═════ Brano proposto ═════

Lavoro e tempo libero sono due aspetti fondamentali che arricchiscono e caratterizzano la nostra vita, ma che non sempre riescono a essere concilianti. Anzi, non lo sono quasi mai.
E se da una parte c’è chi, silenziosamente, si è fatto portavoce di un’inversione di tendenza, che gli esperti hanno chiamato quiet quitting, dall’altra parte c’è ancora chi invece è fortemente ancorato al mito della produttività che deve essere onorato a ogni costo, anche a discapito del benessere personale.
E tra una tendenza e l’altra, ecco che troviamo nel mezzo un altro fenomeno, quello della productivity paranoia, un termine che rappresenta a pieno il punto di vista degli imprenditori e che dovrebbe farci riflettere seriamente sulla direzione che sta prendendo il mondo del lavoro.

═════

Ricopia senza modifiche il passo del brano proposto che comincia con "Lavoro e tempo" e prosegue fino a "del benessere personale.". I dati che seguono non sono necessari.

═════ Dati forniti ═════

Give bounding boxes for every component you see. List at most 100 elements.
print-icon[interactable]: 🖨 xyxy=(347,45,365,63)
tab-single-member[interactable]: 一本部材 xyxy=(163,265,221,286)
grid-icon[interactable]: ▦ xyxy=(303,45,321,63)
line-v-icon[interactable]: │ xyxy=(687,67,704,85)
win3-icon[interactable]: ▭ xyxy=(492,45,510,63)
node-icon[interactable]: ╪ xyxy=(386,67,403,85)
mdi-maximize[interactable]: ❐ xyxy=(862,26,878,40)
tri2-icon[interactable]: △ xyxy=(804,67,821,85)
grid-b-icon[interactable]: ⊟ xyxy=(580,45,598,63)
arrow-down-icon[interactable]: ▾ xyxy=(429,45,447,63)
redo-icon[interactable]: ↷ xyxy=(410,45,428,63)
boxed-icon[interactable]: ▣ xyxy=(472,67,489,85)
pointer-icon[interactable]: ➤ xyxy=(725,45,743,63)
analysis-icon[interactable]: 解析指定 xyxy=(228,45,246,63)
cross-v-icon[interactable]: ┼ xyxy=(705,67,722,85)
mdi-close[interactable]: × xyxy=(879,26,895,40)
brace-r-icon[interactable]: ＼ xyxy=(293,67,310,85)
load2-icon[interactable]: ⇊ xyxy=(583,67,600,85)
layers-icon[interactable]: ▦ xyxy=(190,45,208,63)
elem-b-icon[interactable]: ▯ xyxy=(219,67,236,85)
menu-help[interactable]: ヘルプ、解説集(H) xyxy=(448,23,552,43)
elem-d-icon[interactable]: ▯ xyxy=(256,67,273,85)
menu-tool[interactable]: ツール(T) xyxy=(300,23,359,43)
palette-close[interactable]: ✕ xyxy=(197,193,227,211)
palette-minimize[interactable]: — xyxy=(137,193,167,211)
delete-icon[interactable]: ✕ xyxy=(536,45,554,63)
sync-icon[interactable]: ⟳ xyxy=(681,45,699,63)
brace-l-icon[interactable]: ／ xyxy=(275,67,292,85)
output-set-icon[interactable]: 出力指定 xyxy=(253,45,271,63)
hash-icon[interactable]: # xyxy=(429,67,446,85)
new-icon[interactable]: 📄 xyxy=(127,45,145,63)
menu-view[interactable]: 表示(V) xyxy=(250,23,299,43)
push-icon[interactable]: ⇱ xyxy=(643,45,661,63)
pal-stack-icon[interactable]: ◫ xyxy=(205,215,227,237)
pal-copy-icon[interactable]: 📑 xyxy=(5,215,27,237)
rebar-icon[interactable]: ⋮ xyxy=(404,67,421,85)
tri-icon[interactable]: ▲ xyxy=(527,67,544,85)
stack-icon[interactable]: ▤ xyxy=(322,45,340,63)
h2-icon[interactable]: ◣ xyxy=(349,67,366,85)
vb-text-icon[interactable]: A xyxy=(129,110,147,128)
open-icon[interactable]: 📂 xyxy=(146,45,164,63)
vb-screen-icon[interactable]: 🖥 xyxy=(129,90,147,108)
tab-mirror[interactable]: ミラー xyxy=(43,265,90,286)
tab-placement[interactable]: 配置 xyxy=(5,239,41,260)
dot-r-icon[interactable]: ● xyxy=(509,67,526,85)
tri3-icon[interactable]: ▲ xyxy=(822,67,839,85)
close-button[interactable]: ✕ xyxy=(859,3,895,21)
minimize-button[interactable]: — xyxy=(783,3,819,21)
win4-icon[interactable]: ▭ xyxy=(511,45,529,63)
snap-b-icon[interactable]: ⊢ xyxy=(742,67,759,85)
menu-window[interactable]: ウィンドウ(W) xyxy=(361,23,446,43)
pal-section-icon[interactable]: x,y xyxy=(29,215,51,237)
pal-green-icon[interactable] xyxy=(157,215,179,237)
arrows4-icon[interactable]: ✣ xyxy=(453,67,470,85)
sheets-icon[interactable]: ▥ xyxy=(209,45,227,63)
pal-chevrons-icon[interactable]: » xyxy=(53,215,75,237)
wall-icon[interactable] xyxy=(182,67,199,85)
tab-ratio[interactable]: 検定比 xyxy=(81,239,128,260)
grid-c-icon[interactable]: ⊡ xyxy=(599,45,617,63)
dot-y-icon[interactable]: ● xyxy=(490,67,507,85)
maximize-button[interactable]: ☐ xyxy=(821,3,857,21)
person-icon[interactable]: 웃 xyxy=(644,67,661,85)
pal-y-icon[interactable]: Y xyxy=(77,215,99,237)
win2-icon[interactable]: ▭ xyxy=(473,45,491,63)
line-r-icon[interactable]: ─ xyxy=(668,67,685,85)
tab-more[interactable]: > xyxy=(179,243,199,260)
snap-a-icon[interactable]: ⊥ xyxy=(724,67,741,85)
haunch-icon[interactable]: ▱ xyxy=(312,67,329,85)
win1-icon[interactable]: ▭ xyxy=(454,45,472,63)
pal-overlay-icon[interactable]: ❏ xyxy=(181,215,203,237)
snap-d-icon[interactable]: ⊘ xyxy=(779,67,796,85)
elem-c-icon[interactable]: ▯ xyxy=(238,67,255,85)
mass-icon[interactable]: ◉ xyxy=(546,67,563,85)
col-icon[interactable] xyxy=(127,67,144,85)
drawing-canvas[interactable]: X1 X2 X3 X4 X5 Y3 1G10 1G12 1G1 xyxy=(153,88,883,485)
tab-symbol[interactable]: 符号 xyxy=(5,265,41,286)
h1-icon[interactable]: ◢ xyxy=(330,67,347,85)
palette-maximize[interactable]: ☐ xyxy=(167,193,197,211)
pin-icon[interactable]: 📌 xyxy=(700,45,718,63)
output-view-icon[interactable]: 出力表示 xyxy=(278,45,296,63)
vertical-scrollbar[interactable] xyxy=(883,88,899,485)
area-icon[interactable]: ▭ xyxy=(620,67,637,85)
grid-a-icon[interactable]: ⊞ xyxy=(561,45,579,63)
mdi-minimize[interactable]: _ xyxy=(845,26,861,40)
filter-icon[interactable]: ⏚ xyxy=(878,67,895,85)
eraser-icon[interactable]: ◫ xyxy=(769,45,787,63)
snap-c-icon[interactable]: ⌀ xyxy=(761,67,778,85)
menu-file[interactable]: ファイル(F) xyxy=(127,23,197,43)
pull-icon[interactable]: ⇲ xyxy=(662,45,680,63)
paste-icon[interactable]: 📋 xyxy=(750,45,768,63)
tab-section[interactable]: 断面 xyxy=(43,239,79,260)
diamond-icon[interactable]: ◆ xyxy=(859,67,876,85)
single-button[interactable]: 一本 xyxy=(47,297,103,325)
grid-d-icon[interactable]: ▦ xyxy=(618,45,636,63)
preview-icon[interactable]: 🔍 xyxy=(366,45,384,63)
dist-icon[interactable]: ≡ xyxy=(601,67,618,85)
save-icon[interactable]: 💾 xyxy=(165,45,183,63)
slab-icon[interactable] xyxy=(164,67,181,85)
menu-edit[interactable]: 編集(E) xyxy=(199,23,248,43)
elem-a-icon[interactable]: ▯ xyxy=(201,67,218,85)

═════

Spazio risposta.
Lavoro e tempo libero sono due aspetti fondamentali che arricchiscono e caratterizzano la nostra vita, ma che non sempre riescono a essere concilianti. Anzi, non lo sono quasi mai.
E se da una parte c’è chi, silenziosamente, si è fatto portavoce di un’inversione di tendenza, che gli esperti hanno chiamato quiet quitting, dall’altra parte c’è ancora chi invece è fortemente ancorato al mito della produttività che deve essere onorato a ogni costo, anche a discapito del benessere personale.